> [Given exercise]: Whenever a line below holds the word "Samples", copy that line.

Dataset rows about figures
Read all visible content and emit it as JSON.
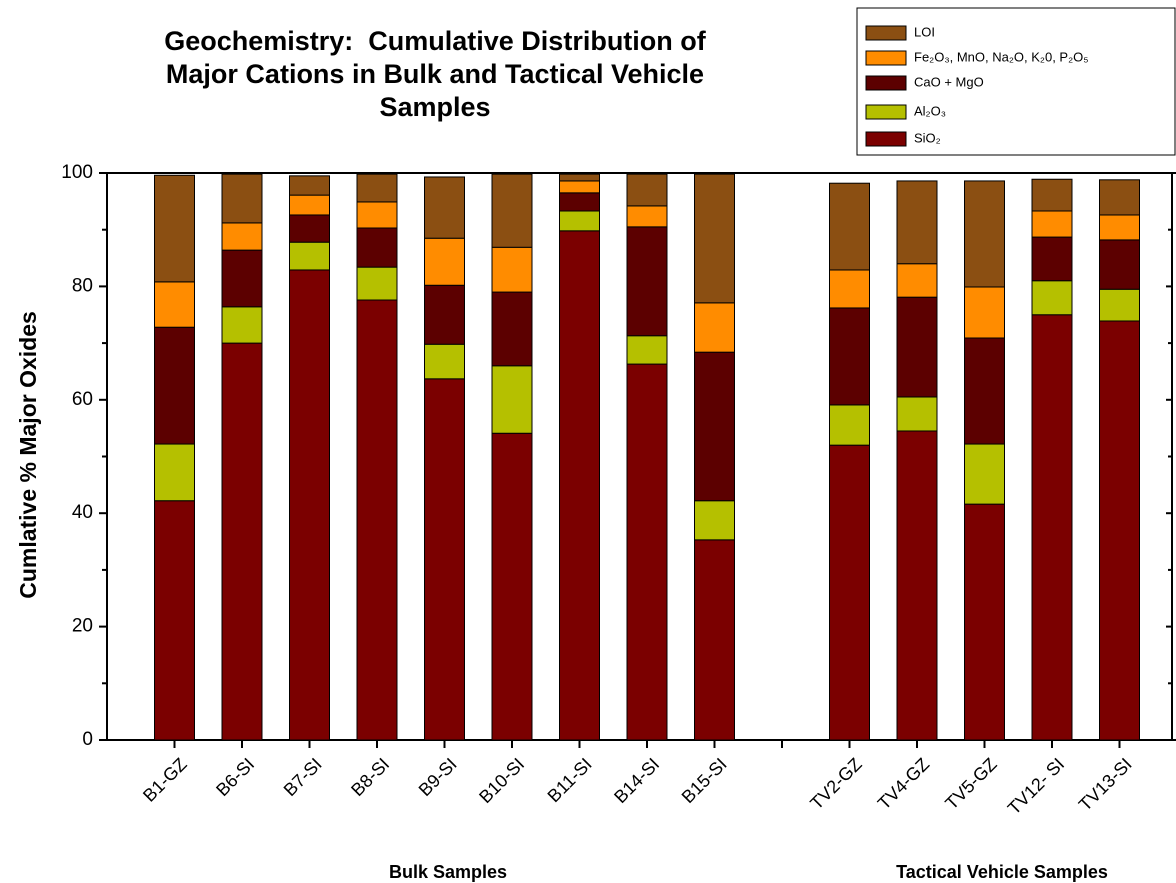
{
  "chart_data": {
    "type": "stacked-bar",
    "title": "Geochemistry:  Cumulative Distribution of Major Cations in Bulk and Tactical Vehicle Samples",
    "y_label": "Cumlative % Major Oxides",
    "categories": [
      "B1-GZ",
      "B6-SI",
      "B7-SI",
      "B8-SI",
      "B9-SI",
      "B10-SI",
      "B11-SI",
      "B14-SI",
      "B15-SI",
      null,
      "TV2-GZ",
      "TV4-GZ",
      "TV5-GZ",
      "TV12- SI",
      "TV13-SI"
    ],
    "group_labels": [
      "Bulk Samples",
      "Tactical Vehicle Samples"
    ],
    "series": [
      {
        "name": "SiO₂",
        "color": "#7b0000",
        "values": [
          42.2,
          70,
          82.9,
          77.6,
          63.7,
          54.1,
          89.8,
          66.3,
          35.3,
          null,
          52,
          54.5,
          41.6,
          75,
          73.9
        ]
      },
      {
        "name": "Al₂O₃",
        "color": "#b5c000",
        "values": [
          10,
          6.4,
          4.9,
          5.8,
          6.1,
          11.9,
          3.5,
          5,
          6.9,
          null,
          7.1,
          6,
          10.6,
          6,
          5.6
        ]
      },
      {
        "name": "CaO + MgO",
        "color": "#5c0000",
        "values": [
          20.6,
          10,
          4.8,
          6.9,
          10.4,
          13,
          3.2,
          19.2,
          26.2,
          null,
          17.1,
          17.6,
          18.7,
          7.7,
          8.7
        ]
      },
      {
        "name": "Fe₂O₃, MnO, Na₂O, K₂0, P₂O₅",
        "color": "#ff8c00",
        "values": [
          8,
          4.8,
          3.5,
          4.6,
          8.3,
          7.9,
          2.1,
          3.7,
          8.7,
          null,
          6.7,
          5.9,
          9,
          4.6,
          4.4
        ]
      },
      {
        "name": "LOI",
        "color": "#8b4f12",
        "values": [
          18.8,
          8.6,
          3.4,
          4.9,
          10.8,
          12.9,
          1.2,
          5.6,
          22.7,
          null,
          15.3,
          14.6,
          18.7,
          5.6,
          6.2
        ]
      }
    ],
    "ylim": [
      0,
      100
    ],
    "yticks": [
      0,
      20,
      40,
      60,
      80,
      100
    ],
    "minor_yticks": [
      10,
      30,
      50,
      70,
      90
    ],
    "legend": "top-right"
  }
}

> [Result of the task]:
    "title": "Geochemistry:  Cumulative Distribution of Major Cations in Bulk and Tactical Vehicle Samples",
      "Bulk Samples",
      "Tactical Vehicle Samples"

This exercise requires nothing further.